## EXERCISE INPUT
>>>>

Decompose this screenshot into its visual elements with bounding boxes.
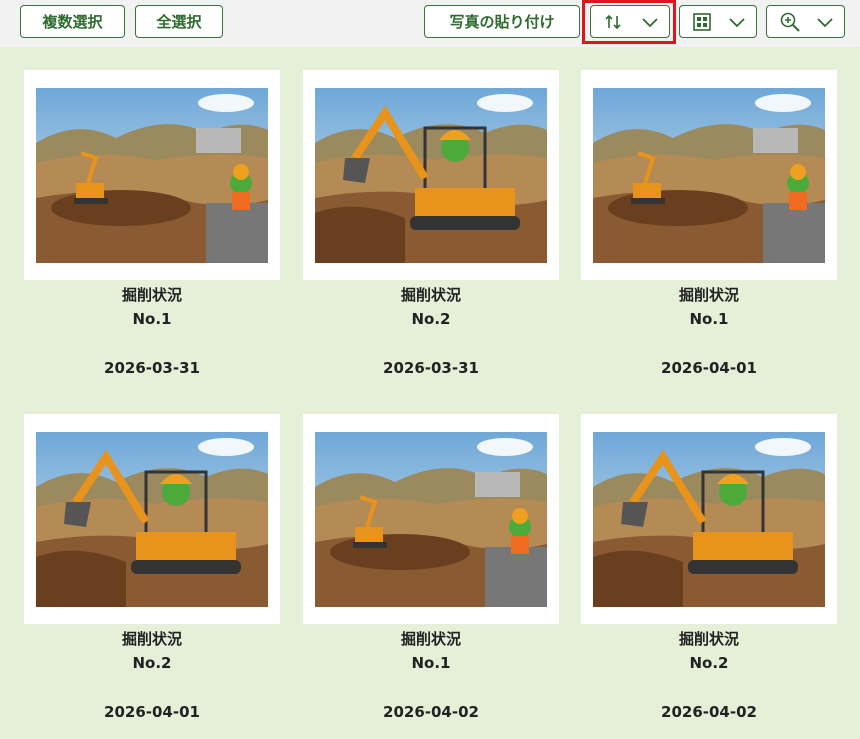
photo-date: 2026-04-01 bbox=[104, 703, 200, 721]
paste-photo-button[interactable]: 写真の貼り付け bbox=[424, 5, 580, 38]
photo-title: 掘削状況 bbox=[678, 630, 739, 648]
photo-number: No.2 bbox=[689, 654, 729, 672]
zoom-in-icon bbox=[780, 12, 800, 32]
photo-card[interactable] bbox=[24, 70, 280, 280]
multi-select-button[interactable]: 複数選択 bbox=[20, 5, 125, 38]
photo-card[interactable] bbox=[24, 414, 280, 624]
photo-thumbnail bbox=[315, 432, 547, 607]
zoom-dropdown[interactable] bbox=[766, 5, 845, 38]
photo-thumbnail bbox=[593, 88, 825, 263]
photo-number: No.1 bbox=[132, 310, 172, 328]
photo-thumbnail bbox=[593, 432, 825, 607]
chevron-down-icon bbox=[817, 17, 833, 27]
photo-date: 2026-04-01 bbox=[661, 359, 757, 377]
photo-date: 2026-03-31 bbox=[383, 359, 479, 377]
photo-thumbnail bbox=[36, 88, 268, 263]
photo-thumbnail bbox=[36, 432, 268, 607]
sort-dropdown[interactable] bbox=[590, 5, 670, 38]
toolbar: 複数選択 全選択 写真の貼り付け bbox=[0, 0, 860, 47]
photo-title: 掘削状況 bbox=[121, 286, 182, 304]
photo-number: No.1 bbox=[689, 310, 729, 328]
grid-view-icon bbox=[693, 12, 711, 31]
select-all-button[interactable]: 全選択 bbox=[135, 5, 223, 38]
photo-title: 掘削状況 bbox=[121, 630, 182, 648]
photo-card[interactable] bbox=[303, 70, 559, 280]
photo-title: 掘削状況 bbox=[400, 630, 461, 648]
photo-card[interactable] bbox=[581, 70, 837, 280]
photo-date: 2026-04-02 bbox=[661, 703, 757, 721]
photo-title: 掘削状況 bbox=[678, 286, 739, 304]
photo-number: No.2 bbox=[411, 310, 451, 328]
photo-title: 掘削状況 bbox=[400, 286, 461, 304]
photo-card[interactable] bbox=[303, 414, 559, 624]
view-dropdown[interactable] bbox=[679, 5, 757, 38]
chevron-down-icon bbox=[642, 17, 658, 27]
chevron-down-icon bbox=[729, 17, 745, 27]
photo-date: 2026-04-02 bbox=[383, 703, 479, 721]
photo-date: 2026-03-31 bbox=[104, 359, 200, 377]
photo-card[interactable] bbox=[581, 414, 837, 624]
photo-thumbnail bbox=[315, 88, 547, 263]
sort-arrows-icon bbox=[605, 14, 621, 29]
photo-number: No.1 bbox=[411, 654, 451, 672]
photo-number: No.2 bbox=[132, 654, 172, 672]
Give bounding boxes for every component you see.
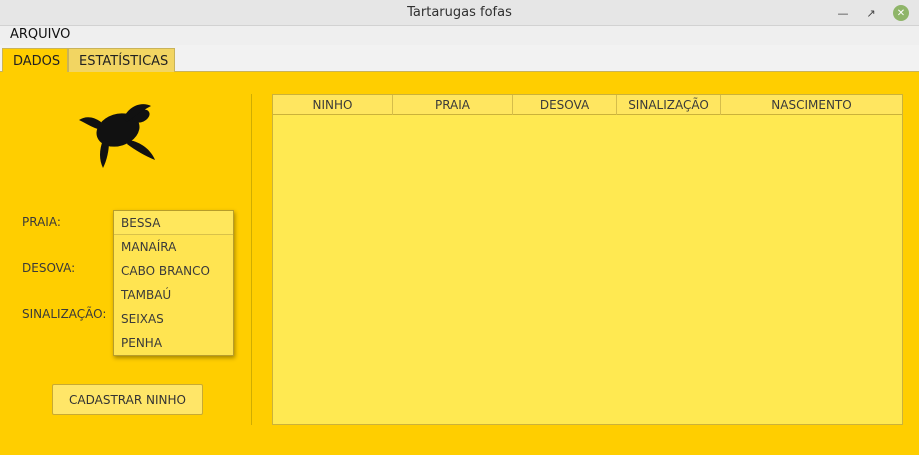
tab-estatisticas[interactable]: ESTATÍSTICAS xyxy=(68,48,175,73)
menu-arquivo[interactable]: ARQUIVO xyxy=(10,27,70,42)
dados-panel: PRAIA: DESOVA: SINALIZAÇÃO: BESSA MANAÍR… xyxy=(0,72,919,455)
close-icon: ✕ xyxy=(893,5,909,21)
minimize-icon[interactable]: — xyxy=(834,4,852,22)
tab-bar: DADOS ESTATÍSTICAS xyxy=(0,45,919,73)
sinalizacao-label: SINALIZAÇÃO: xyxy=(22,307,107,321)
praia-option[interactable]: TAMBAÚ xyxy=(114,283,233,307)
maximize-icon[interactable]: ↗ xyxy=(862,4,880,22)
praia-option[interactable]: PENHA xyxy=(114,331,233,355)
nests-table[interactable]: NINHO PRAIA DESOVA SINALIZAÇÃO NASCIMENT… xyxy=(272,94,903,425)
close-button[interactable]: ✕ xyxy=(892,4,910,22)
desova-label: DESOVA: xyxy=(22,261,76,275)
column-header-ninho[interactable]: NINHO xyxy=(273,95,393,115)
praia-dropdown-list[interactable]: BESSA MANAÍRA CABO BRANCO TAMBAÚ SEIXAS … xyxy=(113,210,234,356)
window-title: Tartarugas fofas xyxy=(407,5,512,20)
cadastrar-ninho-button[interactable]: CADASTRAR NINHO xyxy=(52,384,203,415)
praia-option[interactable]: MANAÍRA xyxy=(114,235,233,259)
praia-label: PRAIA: xyxy=(22,215,61,229)
praia-option[interactable]: BESSA xyxy=(114,211,233,235)
title-bar: Tartarugas fofas — ↗ ✕ xyxy=(0,0,919,26)
praia-option[interactable]: CABO BRANCO xyxy=(114,259,233,283)
column-header-desova[interactable]: DESOVA xyxy=(513,95,617,115)
column-header-sinalizacao[interactable]: SINALIZAÇÃO xyxy=(617,95,721,115)
column-header-nascimento[interactable]: NASCIMENTO xyxy=(721,95,902,115)
turtle-icon xyxy=(71,94,161,176)
column-header-praia[interactable]: PRAIA xyxy=(393,95,513,115)
menu-bar: ARQUIVO xyxy=(0,26,919,45)
table-header: NINHO PRAIA DESOVA SINALIZAÇÃO NASCIMENT… xyxy=(273,95,902,115)
panel-divider xyxy=(251,94,252,425)
praia-option[interactable]: SEIXAS xyxy=(114,307,233,331)
tab-dados[interactable]: DADOS xyxy=(2,48,68,73)
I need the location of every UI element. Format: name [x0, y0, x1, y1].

<<<<

## WHAT THIS TASK INVOLVES
Write the lines from the one containing "photo-date: 2026-04-01 bbox=[104, 703, 200, 721]" through the one containing "Give bounding boxes" as a JSON list of strings, one string per line, leaving out blank lines.

## RESULT FOR THIS EXERCISE
[
  "photo-date: 2026-04-01 bbox=[104, 703, 200, 721]",
  "paste-photo-button[interactable]: 写真の貼り付け bbox=[424, 5, 580, 38]",
  "photo-title: 掘削状況 bbox=[678, 630, 739, 648]",
  "photo-number: No.2 bbox=[689, 654, 729, 672]",
  "zoom-in-icon bbox=[780, 12, 800, 32]",
  "photo-card[interactable] bbox=[24, 70, 280, 280]",
  "multi-select-button[interactable]: 複数選択 bbox=[20, 5, 125, 38]",
  "photo-card[interactable] bbox=[24, 414, 280, 624]",
  "photo-thumbnail bbox=[315, 432, 547, 607]",
  "zoom-dropdown[interactable] bbox=[766, 5, 845, 38]",
  "photo-thumbnail bbox=[593, 88, 825, 263]",
  "photo-number: No.1 bbox=[132, 310, 172, 328]",
  "photo-thumbnail bbox=[593, 432, 825, 607]",
  "chevron-down-icon bbox=[817, 17, 833, 27]",
  "photo-date: 2026-04-01 bbox=[661, 359, 757, 377]",
  "photo-date: 2026-03-31 bbox=[383, 359, 479, 377]",
  "photo-thumbnail bbox=[36, 88, 268, 263]",
  "photo-thumbnail bbox=[36, 432, 268, 607]",
  "sort-dropdown[interactable] bbox=[590, 5, 670, 38]",
  "toolbar: 複数選択 全選択 写真の貼り付け bbox=[0, 0, 860, 47]",
  "photo-title: 掘削状況 bbox=[121, 286, 182, 304]",
  "photo-number: No.1 bbox=[689, 310, 729, 328]",
  "grid-view-icon bbox=[693, 12, 711, 31]",
  "select-all-button[interactable]: 全選択 bbox=[135, 5, 223, 38]",
  "photo-title: 掘削状況 bbox=[121, 630, 182, 648]",
  "photo-card[interactable] bbox=[303, 70, 559, 280]",
  "photo-title: 掘削状況 bbox=[400, 630, 461, 648]",
  "photo-card[interactable] bbox=[581, 70, 837, 280]",
  "photo-date: 2026-04-02 bbox=[661, 703, 757, 721]",
  "photo-title: 掘削状況 bbox=[678, 286, 739, 304]",
  "photo-number: No.2 bbox=[411, 310, 451, 328]",
  "photo-title: 掘削状況 bbox=[400, 286, 461, 304]",
  "photo-card[interactable] bbox=[303, 414, 559, 624]",
  "view-dropdown[interactable] bbox=[679, 5, 757, 38]",
  "chevron-down-icon bbox=[642, 17, 658, 27]",
  "chevron-down-icon bbox=[729, 17, 745, 27]",
  "photo-date: 2026-04-02 bbox=[383, 703, 479, 721]",
  "photo-date: 2026-03-31 bbox=[104, 359, 200, 377]",
  "photo-card[interactable] bbox=[581, 414, 837, 624]",
  "photo-thumbnail bbox=[315, 88, 547, 263]",
  "sort-arrows-icon bbox=[605, 14, 621, 29]",
  "photo-number: No.1 bbox=[411, 654, 451, 672]",
  "photo-number: No.2 bbox=[132, 654, 172, 672]",
  "Give bounding boxes for every component you see."
]